OBJECTIVE 1.
From the forum thread below on reading names with scanf_s, write out everything from "When I run the" down to "i = 0; i < 5; i++)".
OBJECTIVE 2.
In the forum thread below on reading names with scanf_s, why should the field length be one less than the size of the array?
OBJECTIVE 3.
Rewrite the paragraph beginning "When I run the code" from the forum thread below on reading names with scanf_s in shorter form, keeping its main facts.

PASSAGE TO READ.
I'm a student studying C, and seem to be stuck when using Structures and Arrays to read in characters as part of the array.
When I run the code, it skips over the char scanf and will not read in any characters. There is no problem reading in integers etc.
For example (This is an example, my code is much longer but I know there's a problem here). Is the scanf part that reads in the name correct?
struct stud s[5];
int i = 0;
for (int i = 0; i < 5; i++)
{
fflush(stdout);
s[i].no = i + 1;
printf("\nStud number %d\n", s[i].no);
printf("Enter name:");
scanf_s("%c", &s[i].name);
printf("Enter grade: ");
scanf_s("%d", &s[i].grade);
printf("Successfully added to grade book\n");
}
I declared them below:
struct stud {
int no;
char name;
int grade;
};
It would be great if someone could point me in the correct direction?
You have to declare name as a char array
struct room {
int no;
char name[32]; /* pick a reasonable size */
int grade;
};
And then this
scanf_s("%c",&s[i].name);
would change to
scanf_s("%s",s[i].name, _countof(s[i].name));
and since there is no guarantee that the name would be 31 characters length, you have to specify a field length like this
scanf_s("%31s",s[i].name, _countof(s[i].name));
the length should be the sizeOfArray - 1 since c strings need to mark the end of the string with a null byte '\0', and scanf_s will append that byte to the read string.

[Region annotation records]
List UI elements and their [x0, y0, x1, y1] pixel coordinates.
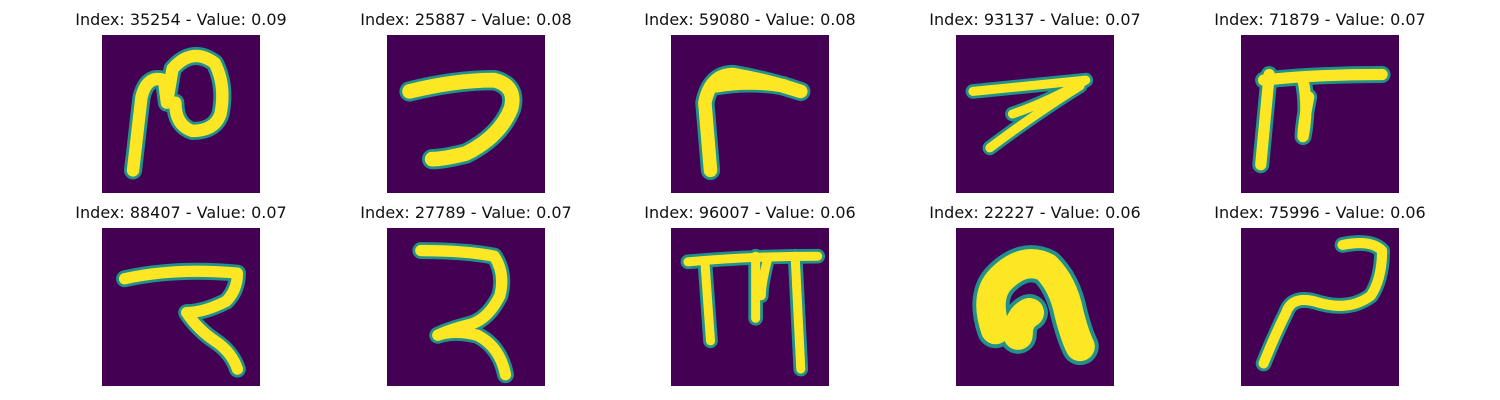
panel-title: Index: 71879 - Value: 0.07	[1214, 10, 1426, 29]
panel-title: Index: 75996 - Value: 0.06	[1214, 203, 1426, 222]
panel-title: Index: 93137 - Value: 0.07	[929, 10, 1141, 29]
panel-title: Index: 22227 - Value: 0.06	[929, 203, 1141, 222]
panel-title: Index: 27789 - Value: 0.07	[360, 203, 572, 222]
panel-title: Index: 88407 - Value: 0.07	[75, 203, 287, 222]
panel-title: Index: 96007 - Value: 0.06	[644, 203, 856, 222]
angle-stroke-icon	[671, 35, 829, 193]
panel-title: Index: 59080 - Value: 0.08	[644, 10, 856, 29]
comb-stroke-icon	[671, 228, 829, 386]
hook-stroke-icon	[387, 35, 545, 193]
double-leg-stroke-icon	[1241, 35, 1399, 193]
zigzag-stroke-icon	[102, 228, 260, 386]
reverse-s-stroke-icon	[387, 228, 545, 386]
loop-stroke-icon	[102, 35, 260, 193]
blob-stroke-icon	[956, 228, 1114, 386]
panel-title: Index: 25887 - Value: 0.08	[360, 10, 572, 29]
panel-title: Index: 35254 - Value: 0.09	[75, 10, 287, 29]
seven-stroke-icon	[956, 35, 1114, 193]
tilde-stroke-icon	[1241, 228, 1399, 386]
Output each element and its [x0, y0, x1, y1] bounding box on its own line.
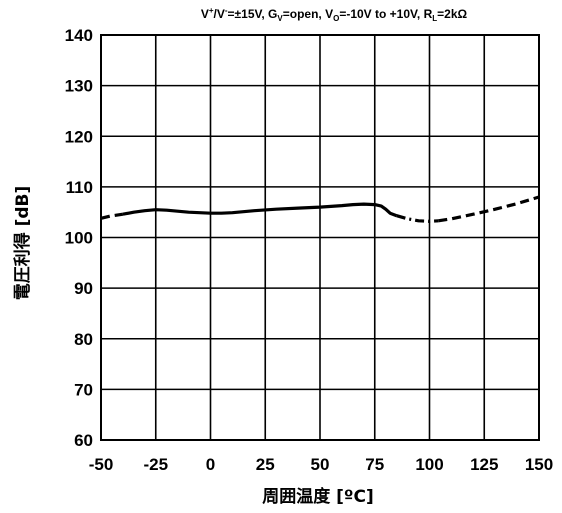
x-tick-label: 0	[206, 455, 215, 474]
x-axis-label: 周囲温度 [ºC]	[262, 486, 374, 507]
series-line-dashed-1	[100, 212, 124, 220]
plot-frame	[100, 34, 540, 441]
y-tick-label: 100	[65, 229, 93, 248]
y-tick-label: 70	[74, 380, 93, 399]
y-axis-label: 電圧利得 [dB]	[12, 186, 33, 301]
chart-title: V+/V-=±15V, GV=open, VO=-10V to +10V, RL…	[201, 6, 468, 23]
series-line-solid-2	[122, 202, 398, 218]
data-series	[100, 195, 540, 223]
y-tick-label: 140	[65, 26, 93, 45]
x-tick-label: -25	[143, 455, 168, 474]
series-line-dash-dot-3	[396, 214, 439, 223]
y-tick-label: 90	[74, 279, 93, 298]
y-tick-labels: 140 130 120 110 100 90 80 70 60	[65, 26, 93, 450]
y-tick-label: 60	[74, 431, 93, 450]
x-tick-label: 150	[525, 455, 553, 474]
x-tick-label: 100	[415, 455, 443, 474]
grid	[100, 34, 540, 441]
y-tick-label: 80	[74, 330, 93, 349]
x-tick-label: 125	[470, 455, 498, 474]
x-tick-label: 75	[365, 455, 384, 474]
series-line-dashed-4	[438, 195, 540, 223]
x-tick-label: -50	[89, 455, 114, 474]
y-tick-label: 130	[65, 77, 93, 96]
y-tick-label: 120	[65, 127, 93, 146]
x-tick-labels: -50 -25 0 25 50 75 100 125 150	[89, 455, 553, 474]
y-tick-label: 110	[66, 178, 93, 197]
x-tick-label: 50	[311, 455, 330, 474]
x-tick-label: 25	[256, 455, 275, 474]
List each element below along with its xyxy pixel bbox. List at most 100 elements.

TASK RESULT 1.
When I run the code, it skips over the char scanf and will not read in any characters. There is no problem reading in integers etc.
For example (This is an example, my code is much longer but I know there's a problem here). Is the scanf part that reads in the name correct?
struct stud s[5];
int i = 0;
for (int i = 0; i < 5; i++)

TASK RESULT 2.
C strings mark their end with a null byte '\0', and scanf_s appends that byte to the string it reads.

TASK RESULT 3.
The code skips the char scanf and reads no characters, though integers are read without trouble.